WRITTEN PROBLEM: Identify and pull out each line of the entries in which "from" occurs.
::: MATERIAL
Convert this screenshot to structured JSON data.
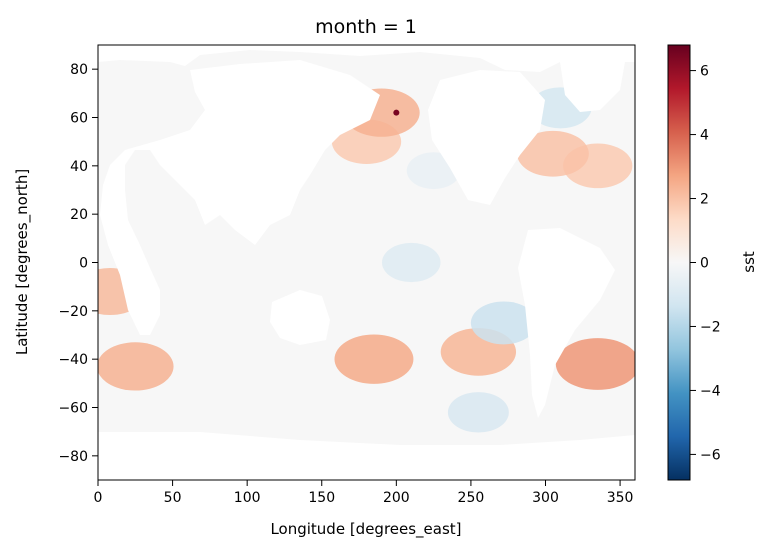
{
  "chart_data": {
    "type": "heatmap",
    "title": "month = 1",
    "xlabel": "Longitude [degrees_east]",
    "ylabel": "Latitude [degrees_north]",
    "xlim": [
      0,
      360
    ],
    "ylim": [
      -90,
      90
    ],
    "x_ticks": [
      0,
      50,
      100,
      150,
      200,
      250,
      300,
      350
    ],
    "y_ticks": [
      80,
      60,
      40,
      20,
      0,
      -20,
      -40,
      -60,
      -80
    ],
    "x_tick_labels": [
      "0",
      "50",
      "100",
      "150",
      "200",
      "250",
      "300",
      "350"
    ],
    "y_tick_labels": [
      "80",
      "60",
      "40",
      "20",
      "0",
      "−20",
      "−40",
      "−60",
      "−80"
    ],
    "colorbar": {
      "label": "sst",
      "colormap": "RdBu_r",
      "vmin": -6.8,
      "vmax": 6.8,
      "ticks": [
        6,
        4,
        2,
        0,
        -2,
        -4,
        -6
      ],
      "tick_labels": [
        "6",
        "4",
        "2",
        "0",
        "−2",
        "−4",
        "−6"
      ],
      "colors": [
        "#053061",
        "#2166ac",
        "#4393c3",
        "#92c5de",
        "#d1e5f0",
        "#f7f7f7",
        "#fddbc7",
        "#f4a582",
        "#d6604d",
        "#b2182b",
        "#67001f"
      ]
    },
    "grid": false,
    "land_color": "#ffffff",
    "anomaly_features": [
      {
        "lon": 335,
        "lat": -42,
        "value": 3.0
      },
      {
        "lon": 185,
        "lat": -40,
        "value": 2.6
      },
      {
        "lon": 255,
        "lat": -37,
        "value": 2.3
      },
      {
        "lon": 25,
        "lat": -43,
        "value": 2.4
      },
      {
        "lon": 8,
        "lat": -12,
        "value": 2.2
      },
      {
        "lon": 180,
        "lat": 50,
        "value": 1.8
      },
      {
        "lon": 335,
        "lat": 40,
        "value": 1.8
      },
      {
        "lon": 305,
        "lat": 45,
        "value": 2.0
      },
      {
        "lon": 190,
        "lat": 62,
        "value": 2.4
      },
      {
        "lon": 210,
        "lat": 0,
        "value": -0.9
      },
      {
        "lon": 272,
        "lat": -25,
        "value": -1.5
      },
      {
        "lon": 255,
        "lat": -62,
        "value": -1.1
      },
      {
        "lon": 310,
        "lat": 64,
        "value": -1.2
      },
      {
        "lon": 225,
        "lat": 38,
        "value": -0.5
      },
      {
        "lon": 200,
        "lat": 62,
        "value": 6.5
      }
    ]
  }
}
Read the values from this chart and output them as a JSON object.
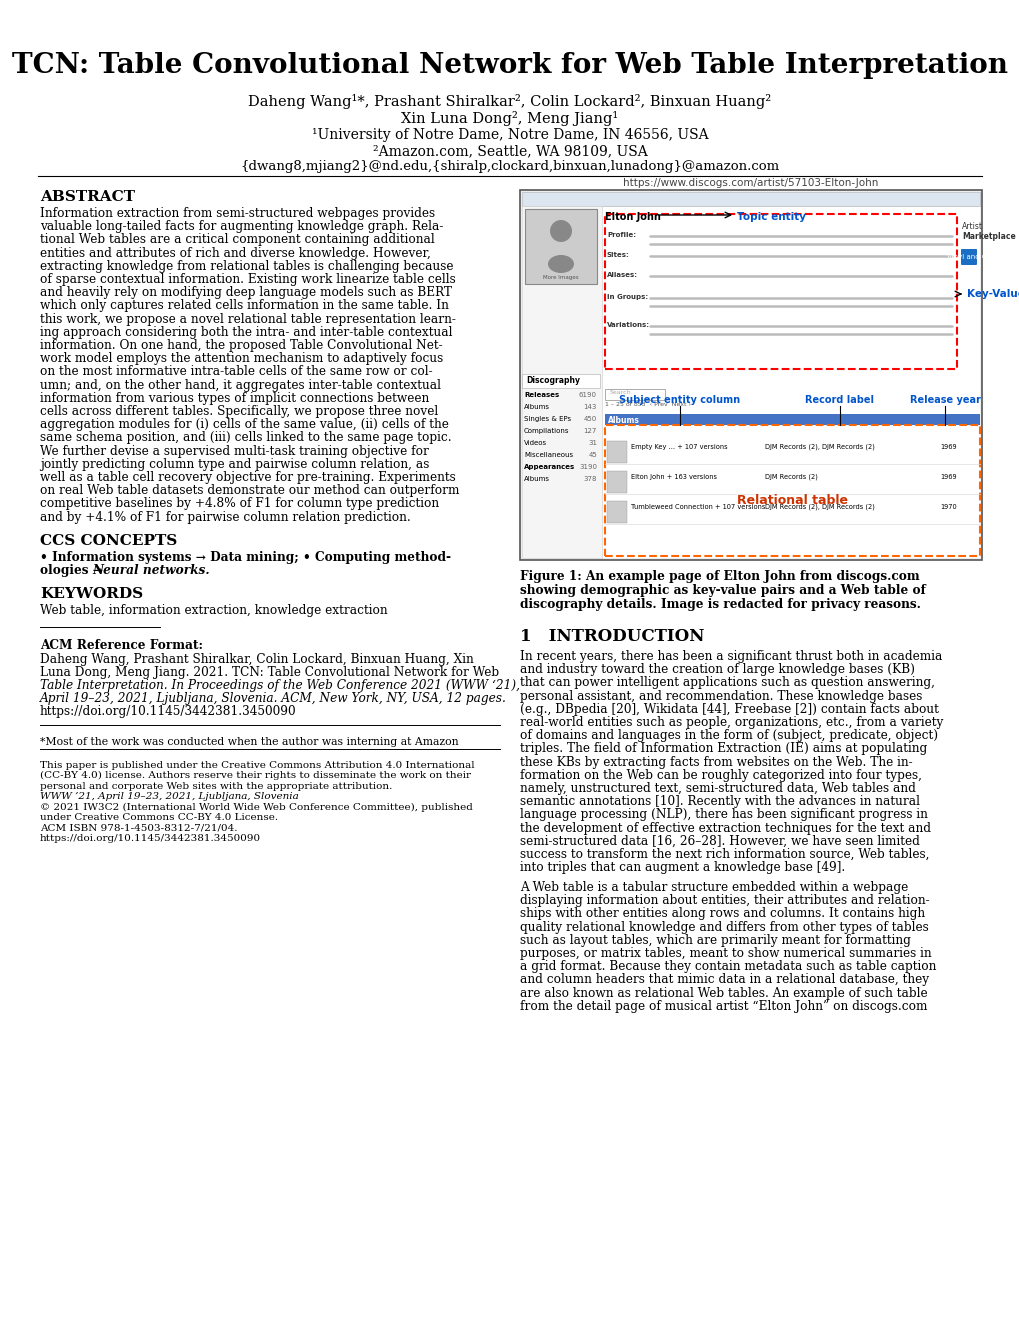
{
  "title": "TCN: Table Convolutional Network for Web Table Interpretation",
  "authors_line1": "Daheng Wang¹*, Prashant Shiralkar², Colin Lockard², Binxuan Huang²",
  "authors_line2": "Xin Luna Dong², Meng Jiang¹",
  "affil1": "¹University of Notre Dame, Notre Dame, IN 46556, USA",
  "affil2": "²Amazon.com, Seattle, WA 98109, USA",
  "email": "{dwang8,mjiang2}@nd.edu,{shiralp,clockard,binxuan,lunadong}@amazon.com",
  "abstract_title": "ABSTRACT",
  "ccs_title": "CCS CONCEPTS",
  "keywords_title": "KEYWORDS",
  "keywords_text": "Web table, information extraction, knowledge extraction",
  "acm_title": "ACM Reference Format:",
  "footnote1": "*Most of the work was conducted when the author was interning at Amazon",
  "intro_title": "1   INTRODUCTION",
  "fig_url": "https://www.discogs.com/artist/57103-Elton-John",
  "fig_caption_bold": "Figure 1: An example page of Elton John from discogs.com\nshowing demographic as key-value pairs and a Web table of\ndiscography details. Image is redacted for privacy reasons.",
  "bg_color": "#ffffff"
}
::::::
FULL ANSWER:
Read the values from this chart and output them as a JSON object.
  "fig_caption_bold": "Figure 1: An example page of Elton John from discogs.com\nshowing demographic as key-value pairs and a Web table of\ndiscography details. Image is redacted for privacy reasons.",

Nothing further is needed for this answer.